• Instruction:
Beneath this task is a listing; retype all of it exactly.

Data records:

>>>>>

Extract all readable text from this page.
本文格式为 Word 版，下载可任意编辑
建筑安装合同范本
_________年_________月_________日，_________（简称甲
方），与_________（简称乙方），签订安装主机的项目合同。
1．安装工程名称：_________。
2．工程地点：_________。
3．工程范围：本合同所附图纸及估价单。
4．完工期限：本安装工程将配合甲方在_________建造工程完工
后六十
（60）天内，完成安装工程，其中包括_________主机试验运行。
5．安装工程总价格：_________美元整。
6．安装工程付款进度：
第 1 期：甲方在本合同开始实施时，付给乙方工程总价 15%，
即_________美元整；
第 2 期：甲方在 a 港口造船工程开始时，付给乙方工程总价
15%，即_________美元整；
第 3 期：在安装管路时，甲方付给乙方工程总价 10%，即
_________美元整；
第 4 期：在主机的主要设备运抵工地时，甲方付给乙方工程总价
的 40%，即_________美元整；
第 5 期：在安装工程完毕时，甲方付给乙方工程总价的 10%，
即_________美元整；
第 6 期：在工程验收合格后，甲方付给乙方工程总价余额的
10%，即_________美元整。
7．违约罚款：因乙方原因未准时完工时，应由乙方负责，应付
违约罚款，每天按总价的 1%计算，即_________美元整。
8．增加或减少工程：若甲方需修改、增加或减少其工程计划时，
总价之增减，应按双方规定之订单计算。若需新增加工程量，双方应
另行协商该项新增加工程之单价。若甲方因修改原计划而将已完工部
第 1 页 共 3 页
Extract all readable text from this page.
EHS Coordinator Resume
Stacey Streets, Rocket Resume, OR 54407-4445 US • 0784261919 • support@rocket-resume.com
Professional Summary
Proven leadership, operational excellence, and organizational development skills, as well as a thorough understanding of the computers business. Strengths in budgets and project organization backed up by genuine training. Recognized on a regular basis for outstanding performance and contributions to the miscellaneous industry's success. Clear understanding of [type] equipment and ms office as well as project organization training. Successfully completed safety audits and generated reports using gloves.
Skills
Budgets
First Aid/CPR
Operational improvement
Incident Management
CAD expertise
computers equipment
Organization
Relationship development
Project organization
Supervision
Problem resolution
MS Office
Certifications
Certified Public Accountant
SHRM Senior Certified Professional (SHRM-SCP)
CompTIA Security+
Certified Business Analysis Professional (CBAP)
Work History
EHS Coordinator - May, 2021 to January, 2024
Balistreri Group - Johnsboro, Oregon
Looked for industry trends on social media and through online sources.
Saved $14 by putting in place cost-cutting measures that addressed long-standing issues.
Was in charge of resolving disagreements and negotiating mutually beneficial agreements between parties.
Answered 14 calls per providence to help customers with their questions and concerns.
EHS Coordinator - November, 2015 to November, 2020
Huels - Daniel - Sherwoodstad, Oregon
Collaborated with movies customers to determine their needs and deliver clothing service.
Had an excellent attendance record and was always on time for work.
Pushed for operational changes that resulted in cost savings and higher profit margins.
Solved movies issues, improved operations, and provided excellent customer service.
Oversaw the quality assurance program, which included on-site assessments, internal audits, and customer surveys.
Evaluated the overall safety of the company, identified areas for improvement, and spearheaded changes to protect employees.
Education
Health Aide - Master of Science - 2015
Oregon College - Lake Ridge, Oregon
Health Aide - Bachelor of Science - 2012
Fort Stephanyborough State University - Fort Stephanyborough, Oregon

<<<<<

• The output:
Extract all readable text from this page.
本文格式为 Word 版，下载可任意编辑
建筑安装合同范本
_________年_________月_________日，_________（简称甲
方），与_________（简称乙方），签订安装主机的项目合同。
1．安装工程名称：_________。
2．工程地点：_________。
3．工程范围：本合同所附图纸及估价单。
4．完工期限：本安装工程将配合甲方在_________建造工程完工
后六十
（60）天内，完成安装工程，其中包括_________主机试验运行。
5．安装工程总价格：_________美元整。
6．安装工程付款进度：
第 1 期：甲方在本合同开始实施时，付给乙方工程总价 15%，
即_________美元整；
第 2 期：甲方在 a 港口造船工程开始时，付给乙方工程总价
15%，即_________美元整；
第 3 期：在安装管路时，甲方付给乙方工程总价 10%，即
_________美元整；
第 4 期：在主机的主要设备运抵工地时，甲方付给乙方工程总价
的 40%，即_________美元整；
第 5 期：在安装工程完毕时，甲方付给乙方工程总价的 10%，
即_________美元整；
第 6 期：在工程验收合格后，甲方付给乙方工程总价余额的
10%，即_________美元整。
7．违约罚款：因乙方原因未准时完工时，应由乙方负责，应付
违约罚款，每天按总价的 1%计算，即_________美元整。
8．增加或减少工程：若甲方需修改、增加或减少其工程计划时，
总价之增减，应按双方规定之订单计算。若需新增加工程量，双方应
另行协商该项新增加工程之单价。若甲方因修改原计划而将已完工部
第 1 页 共 3 页
Extract all readable text from this page.
EHS Coordinator Resume
Stacey Streets, Rocket Resume, OR 54407-4445 US • 0784261919 • support@rocket-resume.com
Professional Summary
Proven leadership, operational excellence, and organizational development skills, as well as a thorough understanding of the computers business. Strengths in budgets and project organization backed up by genuine training. Recognized on a regular basis for outstanding performance and contributions to the miscellaneous industry's success. Clear understanding of [type] equipment and ms office as well as project organization training. Successfully completed safety audits and generated reports using gloves.
Skills
Budgets
First Aid/CPR
Operational improvement
Incident Management
CAD expertise
computers equipment
Organization
Relationship development
Project organization
Supervision
Problem resolution
MS Office
Certifications
Certified Public Accountant
SHRM Senior Certified Professional (SHRM-SCP)
CompTIA Security+
Certified Business Analysis Professional (CBAP)
Work History
EHS Coordinator - May, 2021 to January, 2024
Balistreri Group - Johnsboro, Oregon
Looked for industry trends on social media and through online sources.
Saved $14 by putting in place cost-cutting measures that addressed long-standing issues.
Was in charge of resolving disagreements and negotiating mutually beneficial agreements between parties.
Answered 14 calls per providence to help customers with their questions and concerns.
EHS Coordinator - November, 2015 to November, 2020
Huels - Daniel - Sherwoodstad, Oregon
Collaborated with movies customers to determine their needs and deliver clothing service.
Had an excellent attendance record and was always on time for work.
Pushed for operational changes that resulted in cost savings and higher profit margins.
Solved movies issues, improved operations, and provided excellent customer service.
Oversaw the quality assurance program, which included on-site assessments, internal audits, and customer surveys.
Evaluated the overall safety of the company, identified areas for improvement, and spearheaded changes to protect employees.
Education
Health Aide - Master of Science - 2015
Oregon College - Lake Ridge, Oregon
Health Aide - Bachelor of Science - 2012
Fort Stephanyborough State University - Fort Stephanyborough, Oregon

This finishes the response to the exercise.